**Exercise goal**:
Quote exactly, and only, the lines from the one with "Transcribe this image's" through the end of the listing.

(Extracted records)
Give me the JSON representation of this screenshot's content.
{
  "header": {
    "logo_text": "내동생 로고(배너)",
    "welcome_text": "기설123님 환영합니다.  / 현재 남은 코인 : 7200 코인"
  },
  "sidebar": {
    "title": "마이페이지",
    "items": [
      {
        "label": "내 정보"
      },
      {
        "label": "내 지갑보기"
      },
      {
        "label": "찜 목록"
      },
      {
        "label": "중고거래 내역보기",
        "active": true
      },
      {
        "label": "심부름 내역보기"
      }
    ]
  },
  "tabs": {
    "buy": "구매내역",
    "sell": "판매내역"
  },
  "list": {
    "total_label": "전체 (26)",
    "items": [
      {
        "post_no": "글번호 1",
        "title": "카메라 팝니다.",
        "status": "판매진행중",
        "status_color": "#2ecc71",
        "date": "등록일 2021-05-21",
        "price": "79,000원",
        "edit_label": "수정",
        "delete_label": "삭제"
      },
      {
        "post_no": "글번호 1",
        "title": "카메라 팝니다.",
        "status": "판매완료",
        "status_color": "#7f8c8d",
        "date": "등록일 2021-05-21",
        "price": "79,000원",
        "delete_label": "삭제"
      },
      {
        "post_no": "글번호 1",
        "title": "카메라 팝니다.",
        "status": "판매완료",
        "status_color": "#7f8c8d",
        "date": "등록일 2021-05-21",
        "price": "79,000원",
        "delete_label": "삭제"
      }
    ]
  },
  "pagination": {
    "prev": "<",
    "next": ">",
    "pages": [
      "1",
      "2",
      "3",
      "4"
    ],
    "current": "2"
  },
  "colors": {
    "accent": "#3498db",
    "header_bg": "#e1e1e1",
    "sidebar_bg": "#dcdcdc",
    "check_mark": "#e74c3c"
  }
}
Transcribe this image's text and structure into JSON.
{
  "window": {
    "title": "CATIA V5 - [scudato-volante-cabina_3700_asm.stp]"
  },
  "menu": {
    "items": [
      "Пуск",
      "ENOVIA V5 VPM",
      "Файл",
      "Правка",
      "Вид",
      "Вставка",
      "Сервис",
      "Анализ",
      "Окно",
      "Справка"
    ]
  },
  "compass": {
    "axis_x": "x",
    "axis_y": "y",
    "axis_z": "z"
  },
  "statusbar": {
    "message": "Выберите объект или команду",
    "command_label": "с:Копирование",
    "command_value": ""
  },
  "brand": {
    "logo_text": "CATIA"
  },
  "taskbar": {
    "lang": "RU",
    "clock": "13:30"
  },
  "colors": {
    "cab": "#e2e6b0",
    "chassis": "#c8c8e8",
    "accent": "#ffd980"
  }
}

**Result**:
Transcribe this image's text and structure into JSON.
{
  "window": {
    "title": "CATIA V5 - [scudato-volante-cabina_3700_asm.stp]"
  },
  "menu": {
    "items": [
      "Пуск",
      "ENOVIA V5 VPM",
      "Файл",
      "Правка",
      "Вид",
      "Вставка",
      "Сервис",
      "Анализ",
      "Окно",
      "Справка"
    ]
  },
  "compass": {
    "axis_x": "x",
    "axis_y": "y",
    "axis_z": "z"
  },
  "statusbar": {
    "message": "Выберите объект или команду",
    "command_label": "с:Копирование",
    "command_value": ""
  },
  "brand": {
    "logo_text": "CATIA"
  },
  "taskbar": {
    "lang": "RU",
    "clock": "13:30"
  },
  "colors": {
    "cab": "#e2e6b0",
    "chassis": "#c8c8e8",
    "accent": "#ffd980"
  }
}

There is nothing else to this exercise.